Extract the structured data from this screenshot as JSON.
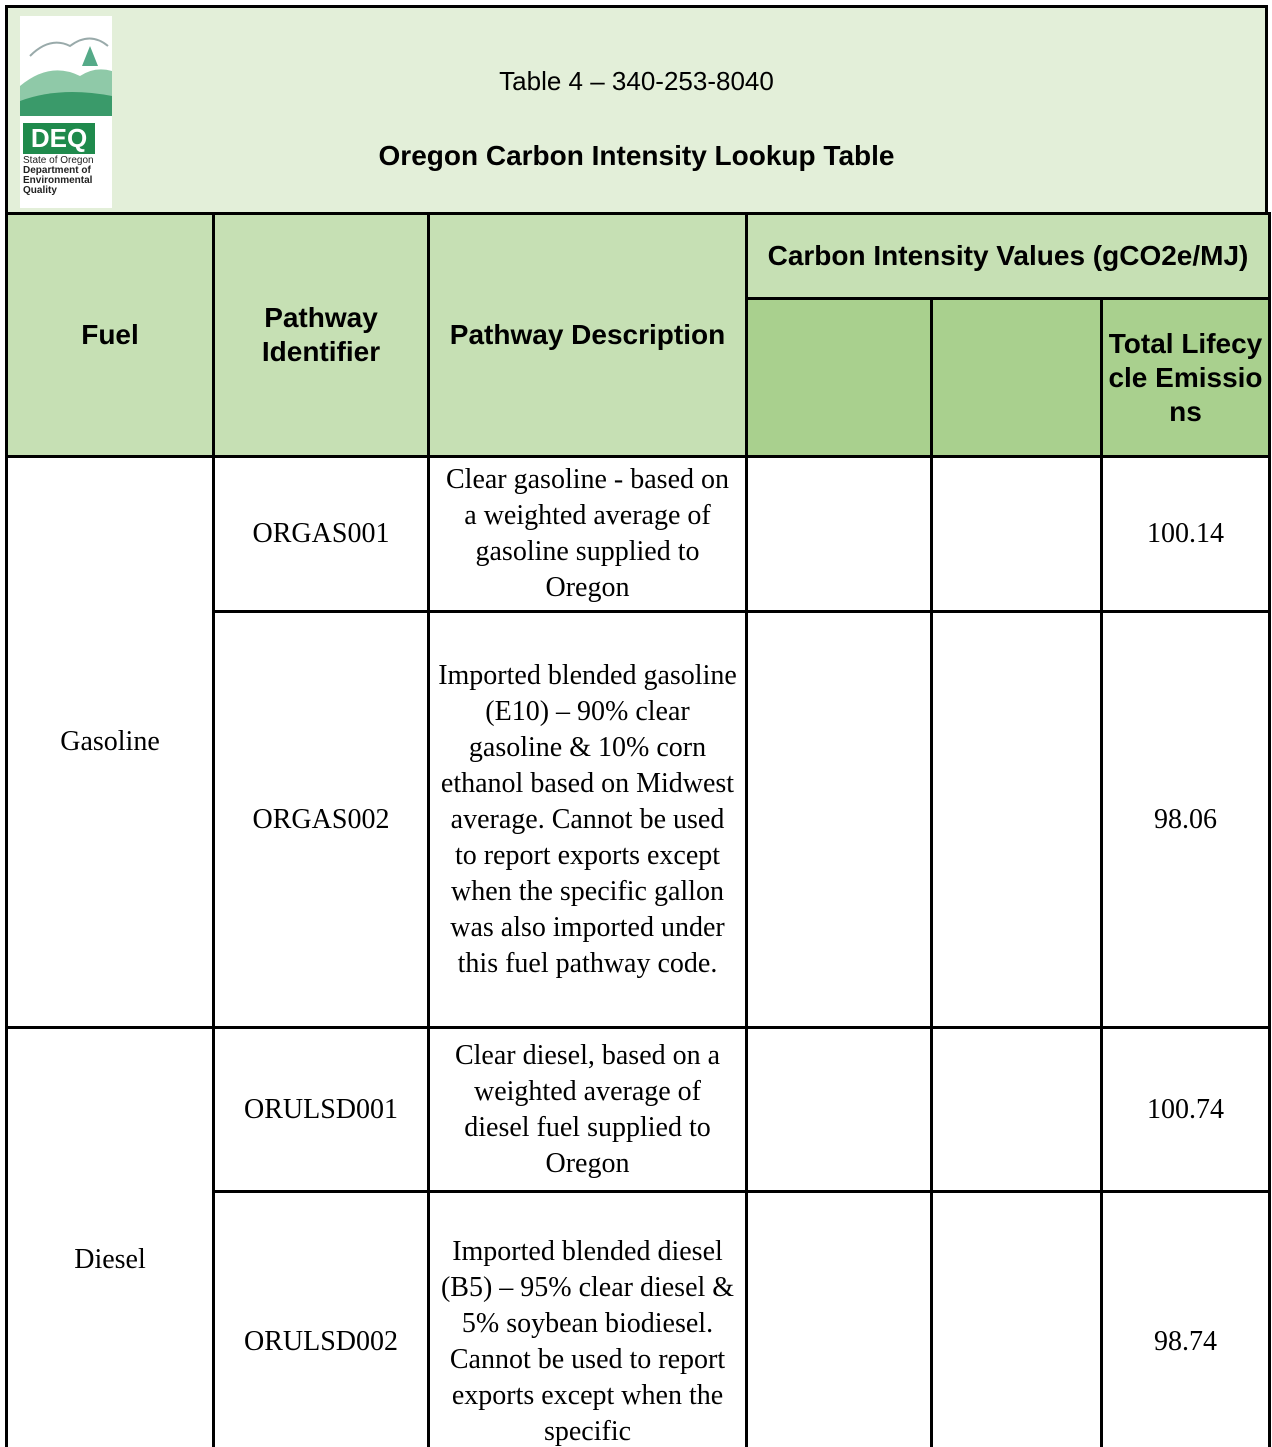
{
  "header": {
    "logo": {
      "acronym": "DEQ",
      "lines": [
        "State of Oregon",
        "Department of",
        "Environmental",
        "Quality"
      ]
    },
    "table_number": "Table 4 – 340-253-8040",
    "title": "Oregon Carbon Intensity Lookup Table"
  },
  "table": {
    "columns": [
      "Fuel",
      "Pathway Identifier",
      "Pathway Description"
    ],
    "group_header": "Carbon Intensity Values (gCO2e/MJ)",
    "total_header": "Total Lifecycle Emissions",
    "groups": [
      {
        "fuel": "Gasoline",
        "pathways": [
          {
            "id": "ORGAS001",
            "description": "Clear gasoline - based on a weighted average of gasoline supplied to Oregon",
            "total": 100.14
          },
          {
            "id": "ORGAS002",
            "description": "Imported blended gasoline (E10) – 90% clear gasoline & 10% corn ethanol based on Midwest average. Cannot be used to report exports except when the specific gallon was also imported under this fuel pathway code.",
            "total": 98.06
          }
        ]
      },
      {
        "fuel": "Diesel",
        "pathways": [
          {
            "id": "ORULSD001",
            "description": "Clear diesel, based on a weighted average of diesel fuel supplied to Oregon",
            "total": 100.74
          },
          {
            "id": "ORULSD002",
            "description": "Imported blended diesel (B5) – 95% clear diesel & 5% soybean biodiesel. Cannot be used to report exports except when the specific",
            "total": 98.74
          }
        ]
      }
    ]
  }
}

***

DO THIS:
Collect each line of the entries that has the word "blended", copying it in full.

WRITTEN RESPONSE:
            "description": "Imported blended gasoline (E10) – 90% clear gasoline & 10% corn ethanol based on Midwest average. Cannot be used to report exports except when the specific gallon was also imported under this fuel pathway code.",
            "description": "Imported blended diesel (B5) – 95% clear diesel & 5% soybean biodiesel. Cannot be used to report exports except when the specific",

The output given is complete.